■ Task directions ■
Sift the material for lines containing "Institution", and return them.

##########

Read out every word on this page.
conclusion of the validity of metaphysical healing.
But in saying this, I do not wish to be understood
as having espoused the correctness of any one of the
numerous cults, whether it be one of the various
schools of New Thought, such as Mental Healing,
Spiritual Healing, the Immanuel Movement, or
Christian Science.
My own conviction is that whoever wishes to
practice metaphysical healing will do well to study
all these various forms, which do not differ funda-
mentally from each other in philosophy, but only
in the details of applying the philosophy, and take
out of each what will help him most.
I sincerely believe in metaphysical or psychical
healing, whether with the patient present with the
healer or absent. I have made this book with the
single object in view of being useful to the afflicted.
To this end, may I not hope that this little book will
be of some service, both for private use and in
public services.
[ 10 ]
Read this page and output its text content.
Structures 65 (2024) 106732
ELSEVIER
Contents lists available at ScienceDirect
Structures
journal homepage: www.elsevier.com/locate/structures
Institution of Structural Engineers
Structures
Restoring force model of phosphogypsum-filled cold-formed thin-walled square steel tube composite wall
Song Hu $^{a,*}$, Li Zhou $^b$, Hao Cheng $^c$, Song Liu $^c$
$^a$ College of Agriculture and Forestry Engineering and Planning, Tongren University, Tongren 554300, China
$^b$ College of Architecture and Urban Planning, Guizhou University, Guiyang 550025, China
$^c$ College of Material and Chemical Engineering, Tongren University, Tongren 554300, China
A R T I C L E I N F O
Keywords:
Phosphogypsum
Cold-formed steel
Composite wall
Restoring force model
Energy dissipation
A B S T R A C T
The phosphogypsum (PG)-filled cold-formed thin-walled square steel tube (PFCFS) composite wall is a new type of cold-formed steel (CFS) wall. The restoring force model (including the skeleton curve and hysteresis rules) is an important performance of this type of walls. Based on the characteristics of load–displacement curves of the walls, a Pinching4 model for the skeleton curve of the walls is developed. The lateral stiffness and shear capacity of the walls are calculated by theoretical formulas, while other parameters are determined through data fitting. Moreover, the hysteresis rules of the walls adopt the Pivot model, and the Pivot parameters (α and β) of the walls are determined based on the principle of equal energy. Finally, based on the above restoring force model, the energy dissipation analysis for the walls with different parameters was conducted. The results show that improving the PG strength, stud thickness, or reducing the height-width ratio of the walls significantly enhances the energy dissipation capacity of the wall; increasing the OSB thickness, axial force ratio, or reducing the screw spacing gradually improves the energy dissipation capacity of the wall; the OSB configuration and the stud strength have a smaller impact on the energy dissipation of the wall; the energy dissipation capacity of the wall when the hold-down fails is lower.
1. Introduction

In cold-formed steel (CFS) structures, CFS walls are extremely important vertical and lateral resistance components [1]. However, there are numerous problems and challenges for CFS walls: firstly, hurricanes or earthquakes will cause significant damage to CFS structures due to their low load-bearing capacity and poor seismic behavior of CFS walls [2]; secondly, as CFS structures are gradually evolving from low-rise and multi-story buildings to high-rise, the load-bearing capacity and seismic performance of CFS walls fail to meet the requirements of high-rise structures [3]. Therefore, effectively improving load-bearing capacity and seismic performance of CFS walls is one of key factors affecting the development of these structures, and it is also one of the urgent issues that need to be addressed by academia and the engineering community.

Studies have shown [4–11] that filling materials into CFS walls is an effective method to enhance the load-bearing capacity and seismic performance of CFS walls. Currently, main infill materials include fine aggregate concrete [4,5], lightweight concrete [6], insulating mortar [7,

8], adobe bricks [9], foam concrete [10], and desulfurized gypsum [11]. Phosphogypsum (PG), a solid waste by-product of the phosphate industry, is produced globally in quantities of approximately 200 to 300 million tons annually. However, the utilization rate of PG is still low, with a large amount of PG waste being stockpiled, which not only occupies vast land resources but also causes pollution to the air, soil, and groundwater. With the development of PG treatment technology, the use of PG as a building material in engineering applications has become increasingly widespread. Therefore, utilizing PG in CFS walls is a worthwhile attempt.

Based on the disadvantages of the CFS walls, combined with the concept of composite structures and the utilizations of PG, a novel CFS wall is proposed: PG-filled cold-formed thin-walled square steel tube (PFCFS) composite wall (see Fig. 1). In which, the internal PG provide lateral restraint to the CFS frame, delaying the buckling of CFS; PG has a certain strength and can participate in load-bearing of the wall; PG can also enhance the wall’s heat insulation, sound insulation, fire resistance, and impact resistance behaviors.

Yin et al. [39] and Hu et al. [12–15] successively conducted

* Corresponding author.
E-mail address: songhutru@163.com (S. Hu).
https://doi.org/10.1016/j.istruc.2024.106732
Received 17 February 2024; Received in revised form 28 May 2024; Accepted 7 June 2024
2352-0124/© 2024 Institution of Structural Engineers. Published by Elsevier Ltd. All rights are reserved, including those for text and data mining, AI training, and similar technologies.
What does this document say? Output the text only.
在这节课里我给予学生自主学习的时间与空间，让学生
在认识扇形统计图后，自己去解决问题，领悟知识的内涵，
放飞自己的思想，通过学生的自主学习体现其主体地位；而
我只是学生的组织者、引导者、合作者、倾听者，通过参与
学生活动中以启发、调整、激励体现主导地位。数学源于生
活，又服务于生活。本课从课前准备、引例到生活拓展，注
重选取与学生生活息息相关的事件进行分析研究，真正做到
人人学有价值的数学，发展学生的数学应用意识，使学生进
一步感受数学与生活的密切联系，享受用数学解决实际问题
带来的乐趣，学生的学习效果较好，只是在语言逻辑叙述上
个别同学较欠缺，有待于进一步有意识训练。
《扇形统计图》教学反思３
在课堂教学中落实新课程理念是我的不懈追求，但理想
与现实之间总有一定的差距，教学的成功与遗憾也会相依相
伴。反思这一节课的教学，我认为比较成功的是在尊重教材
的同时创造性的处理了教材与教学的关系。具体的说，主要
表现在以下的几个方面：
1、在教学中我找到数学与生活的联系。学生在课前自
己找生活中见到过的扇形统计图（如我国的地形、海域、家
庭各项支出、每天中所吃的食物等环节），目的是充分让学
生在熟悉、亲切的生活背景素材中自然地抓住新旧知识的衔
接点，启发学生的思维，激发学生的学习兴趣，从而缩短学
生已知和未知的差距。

##########

■ Written answer ■
Institution of Structural Engineers
2352-0124/© 2024 Institution of Structural Engineers. Published by Elsevier Ltd. All rights are reserved, including those for text and data mining, AI training, and similar technologies.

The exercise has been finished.